◆ What the task asks:
Copy everything in the listing below word for word, apart from any images.
>> START Material for this exercise
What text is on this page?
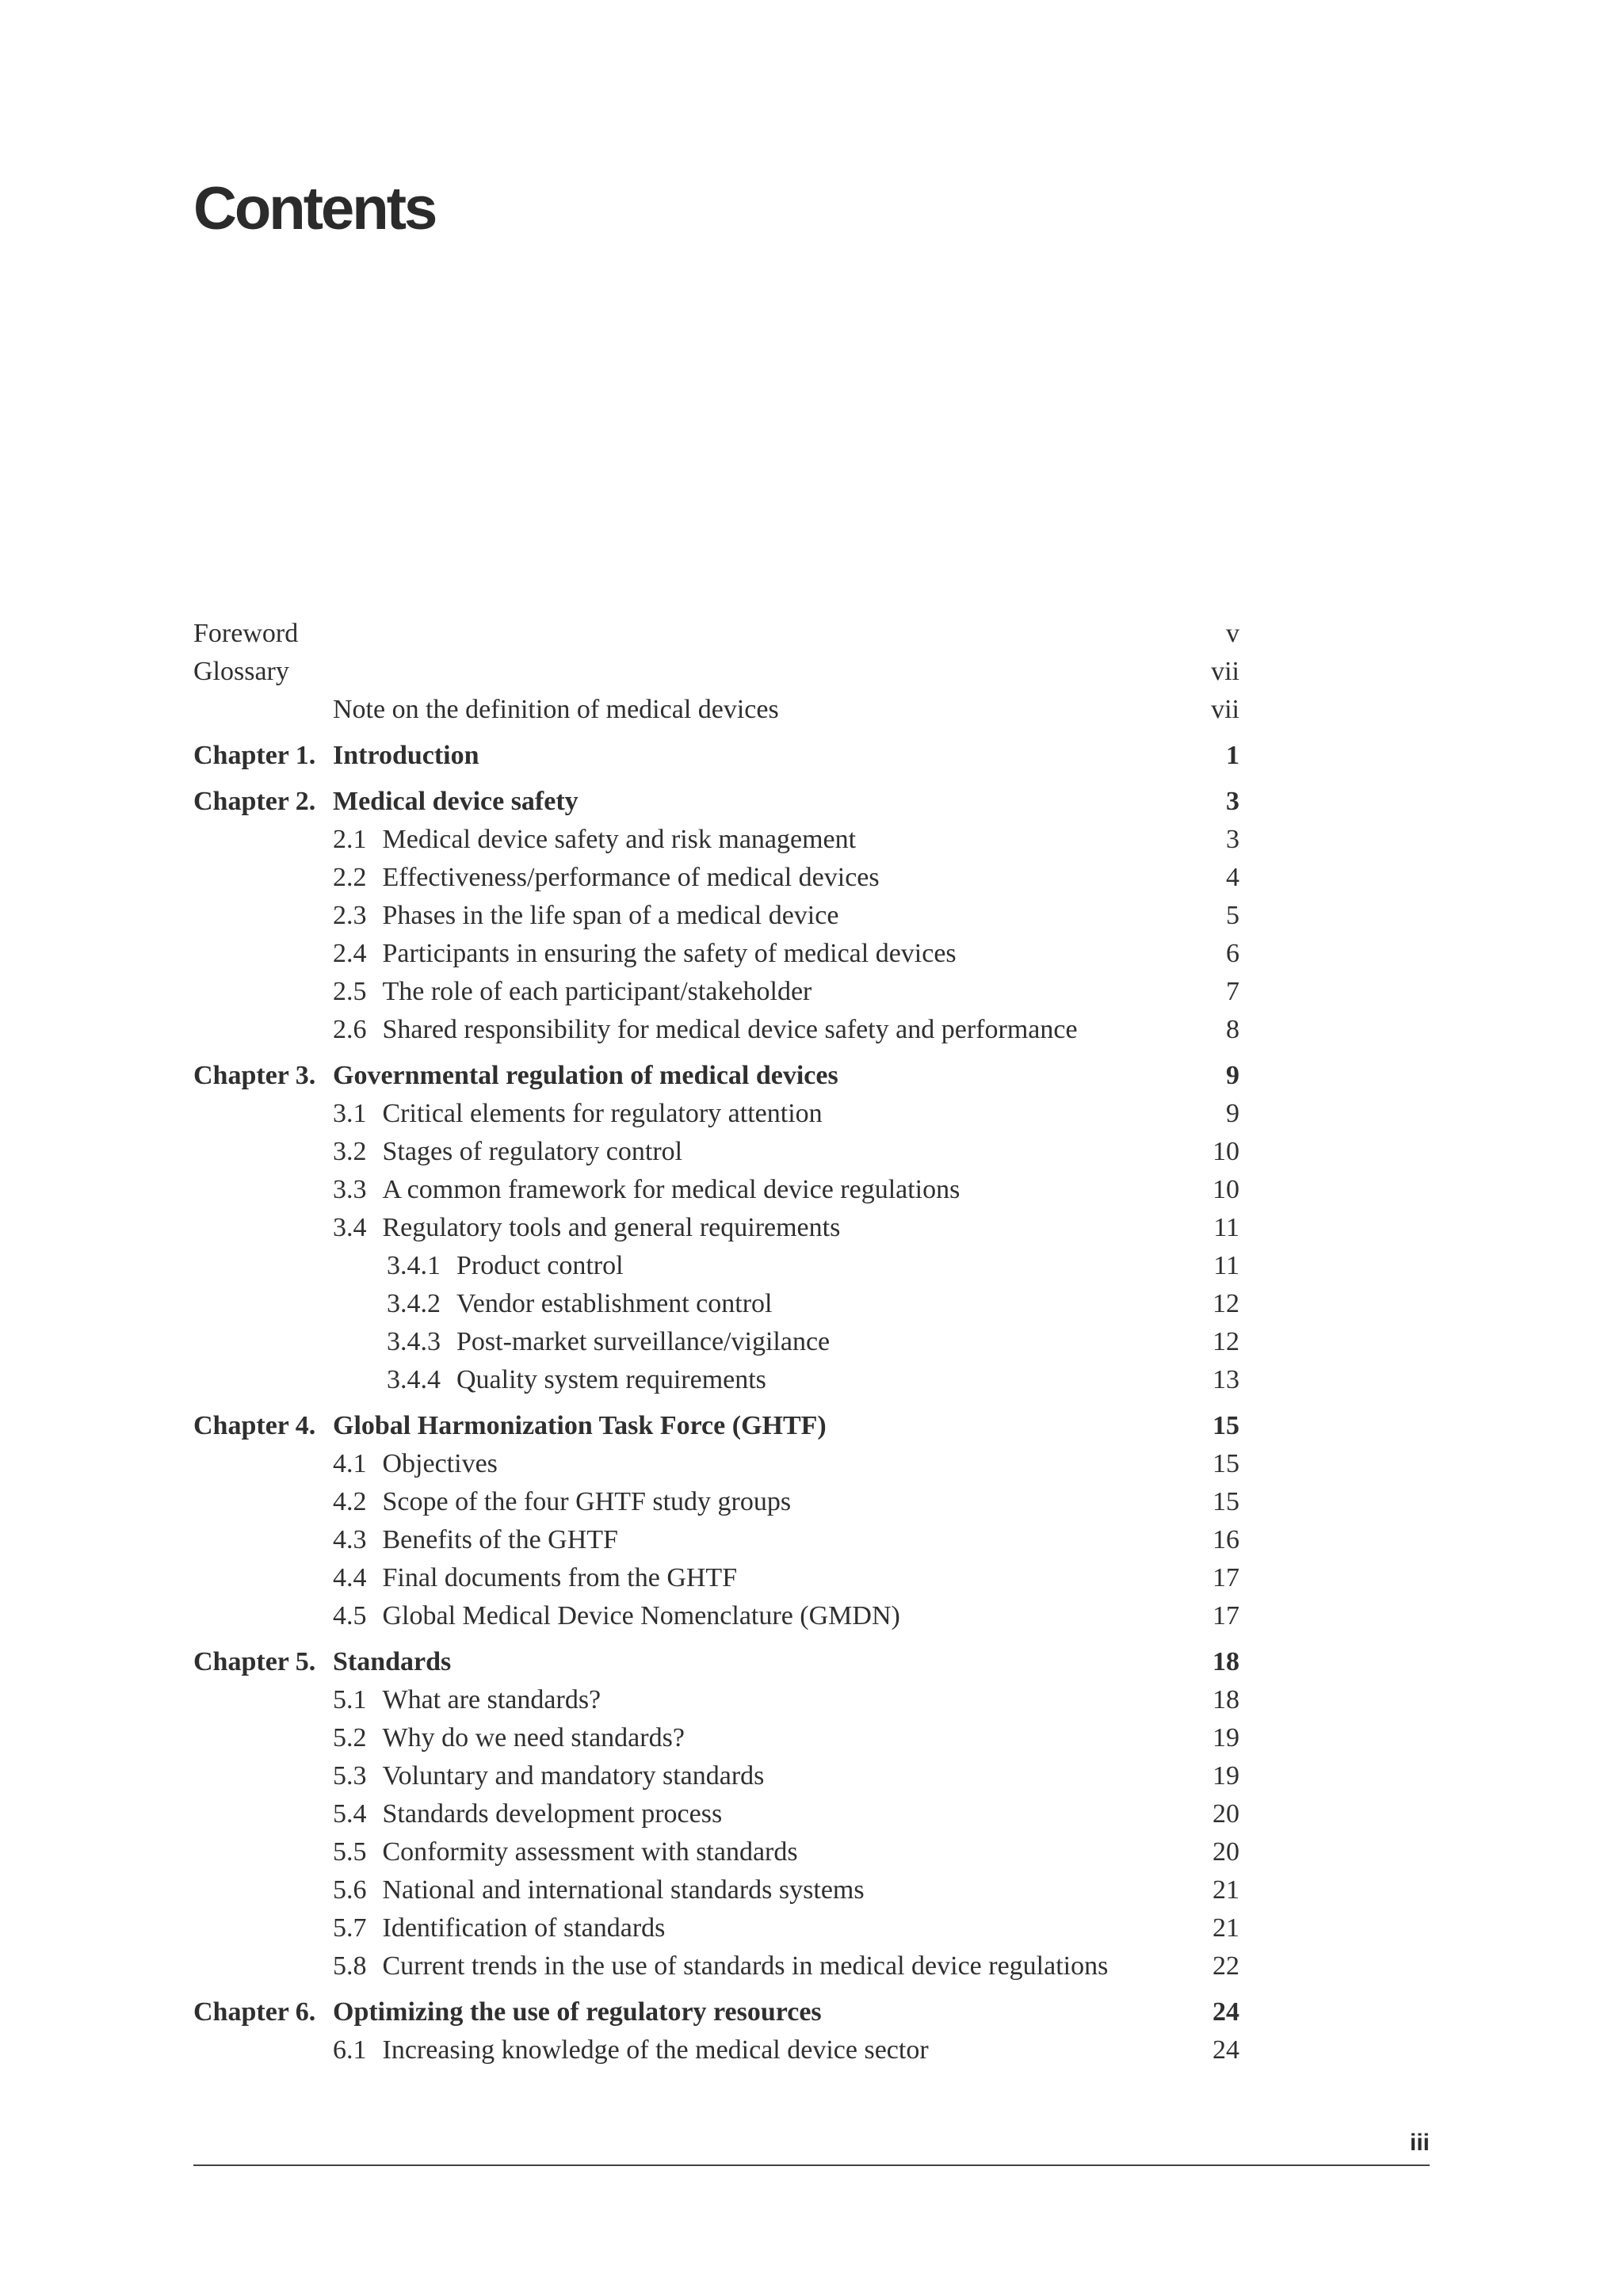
Contents
Foreword	v
Glossary	vii
Note on the definition of medical devices	vii
Chapter 1. Introduction	1
Chapter 2. Medical device safety	3
2.1 Medical device safety and risk management	3
2.2 Effectiveness/performance of medical devices	4
2.3 Phases in the life span of a medical device	5
2.4 Participants in ensuring the safety of medical devices	6
2.5 The role of each participant/stakeholder	7
2.6 Shared responsibility for medical device safety and performance	8
Chapter 3. Governmental regulation of medical devices	9
3.1 Critical elements for regulatory attention	9
3.2 Stages of regulatory control	10
3.3 A common framework for medical device regulations	10
3.4 Regulatory tools and general requirements	11
3.4.1 Product control	11
3.4.2 Vendor establishment control	12
3.4.3 Post-market surveillance/vigilance	12
3.4.4 Quality system requirements	13
Chapter 4. Global Harmonization Task Force (GHTF)	15
4.1 Objectives	15
4.2 Scope of the four GHTF study groups	15
4.3 Benefits of the GHTF	16
4.4 Final documents from the GHTF	17
4.5 Global Medical Device Nomenclature (GMDN)	17
Chapter 5. Standards	18
5.1 What are standards?	18
5.2 Why do we need standards?	19
5.3 Voluntary and mandatory standards	19
5.4 Standards development process	20
5.5 Conformity assessment with standards	20
5.6 National and international standards systems	21
5.7 Identification of standards	21
5.8 Current trends in the use of standards in medical device regulations	22
Chapter 6. Optimizing the use of regulatory resources	24
6.1 Increasing knowledge of the medical device sector	24
iii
>> END Material for this exercise
◆ Completed task:
What text is on this page?
Contents
Foreword	v
Glossary	vii
Note on the definition of medical devices	vii
Chapter 1. Introduction	1
Chapter 2. Medical device safety	3
2.1 Medical device safety and risk management	3
2.2 Effectiveness/performance of medical devices	4
2.3 Phases in the life span of a medical device	5
2.4 Participants in ensuring the safety of medical devices	6
2.5 The role of each participant/stakeholder	7
2.6 Shared responsibility for medical device safety and performance	8
Chapter 3. Governmental regulation of medical devices	9
3.1 Critical elements for regulatory attention	9
3.2 Stages of regulatory control	10
3.3 A common framework for medical device regulations	10
3.4 Regulatory tools and general requirements	11
3.4.1 Product control	11
3.4.2 Vendor establishment control	12
3.4.3 Post-market surveillance/vigilance	12
3.4.4 Quality system requirements	13
Chapter 4. Global Harmonization Task Force (GHTF)	15
4.1 Objectives	15
4.2 Scope of the four GHTF study groups	15
4.3 Benefits of the GHTF	16
4.4 Final documents from the GHTF	17
4.5 Global Medical Device Nomenclature (GMDN)	17
Chapter 5. Standards	18
5.1 What are standards?	18
5.2 Why do we need standards?	19
5.3 Voluntary and mandatory standards	19
5.4 Standards development process	20
5.5 Conformity assessment with standards	20
5.6 National and international standards systems	21
5.7 Identification of standards	21
5.8 Current trends in the use of standards in medical device regulations	22
Chapter 6. Optimizing the use of regulatory resources	24
6.1 Increasing knowledge of the medical device sector	24
iii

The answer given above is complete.